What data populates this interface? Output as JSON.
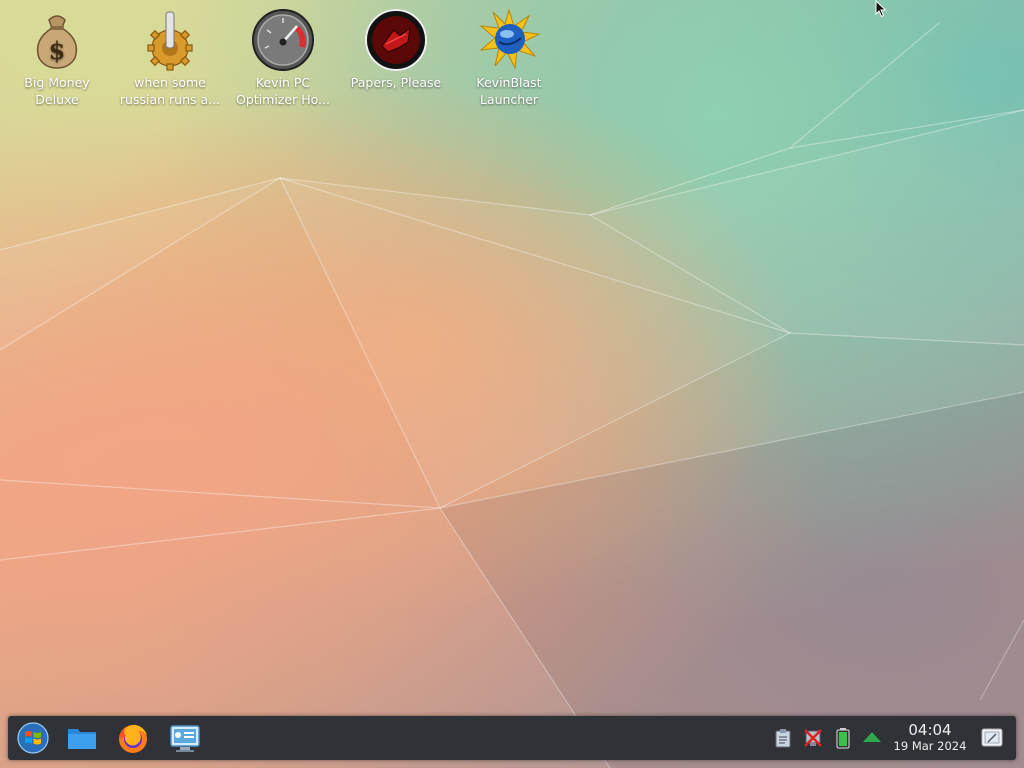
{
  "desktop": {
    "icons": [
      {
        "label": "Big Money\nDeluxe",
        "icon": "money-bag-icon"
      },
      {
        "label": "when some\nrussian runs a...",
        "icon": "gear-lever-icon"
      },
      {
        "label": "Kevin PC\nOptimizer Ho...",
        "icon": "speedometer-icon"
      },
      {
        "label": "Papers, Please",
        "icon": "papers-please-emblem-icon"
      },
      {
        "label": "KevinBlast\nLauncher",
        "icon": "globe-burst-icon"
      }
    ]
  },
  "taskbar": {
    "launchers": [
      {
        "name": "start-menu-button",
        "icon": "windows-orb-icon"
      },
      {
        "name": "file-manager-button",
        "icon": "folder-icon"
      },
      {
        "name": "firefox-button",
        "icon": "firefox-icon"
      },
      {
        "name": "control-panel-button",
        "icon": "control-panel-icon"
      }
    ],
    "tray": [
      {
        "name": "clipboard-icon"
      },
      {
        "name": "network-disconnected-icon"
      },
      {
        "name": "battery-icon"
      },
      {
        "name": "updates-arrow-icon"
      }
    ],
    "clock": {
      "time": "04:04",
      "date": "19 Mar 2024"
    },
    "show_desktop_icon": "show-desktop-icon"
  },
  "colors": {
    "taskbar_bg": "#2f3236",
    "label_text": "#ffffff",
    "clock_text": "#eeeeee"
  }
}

------------------------------------------------------------------------

# WHAT IS NEEDED:
Repeat each entry exactly as given; no pictures belong in the copy.

# SOLUTION:
What data populates this interface? Output as JSON.
{
  "desktop": {
    "icons": [
      {
        "label": "Big Money\nDeluxe",
        "icon": "money-bag-icon"
      },
      {
        "label": "when some\nrussian runs a...",
        "icon": "gear-lever-icon"
      },
      {
        "label": "Kevin PC\nOptimizer Ho...",
        "icon": "speedometer-icon"
      },
      {
        "label": "Papers, Please",
        "icon": "papers-please-emblem-icon"
      },
      {
        "label": "KevinBlast\nLauncher",
        "icon": "globe-burst-icon"
      }
    ]
  },
  "taskbar": {
    "launchers": [
      {
        "name": "start-menu-button",
        "icon": "windows-orb-icon"
      },
      {
        "name": "file-manager-button",
        "icon": "folder-icon"
      },
      {
        "name": "firefox-button",
        "icon": "firefox-icon"
      },
      {
        "name": "control-panel-button",
        "icon": "control-panel-icon"
      }
    ],
    "tray": [
      {
        "name": "clipboard-icon"
      },
      {
        "name": "network-disconnected-icon"
      },
      {
        "name": "battery-icon"
      },
      {
        "name": "updates-arrow-icon"
      }
    ],
    "clock": {
      "time": "04:04",
      "date": "19 Mar 2024"
    },
    "show_desktop_icon": "show-desktop-icon"
  },
  "colors": {
    "taskbar_bg": "#2f3236",
    "label_text": "#ffffff",
    "clock_text": "#eeeeee"
  }
}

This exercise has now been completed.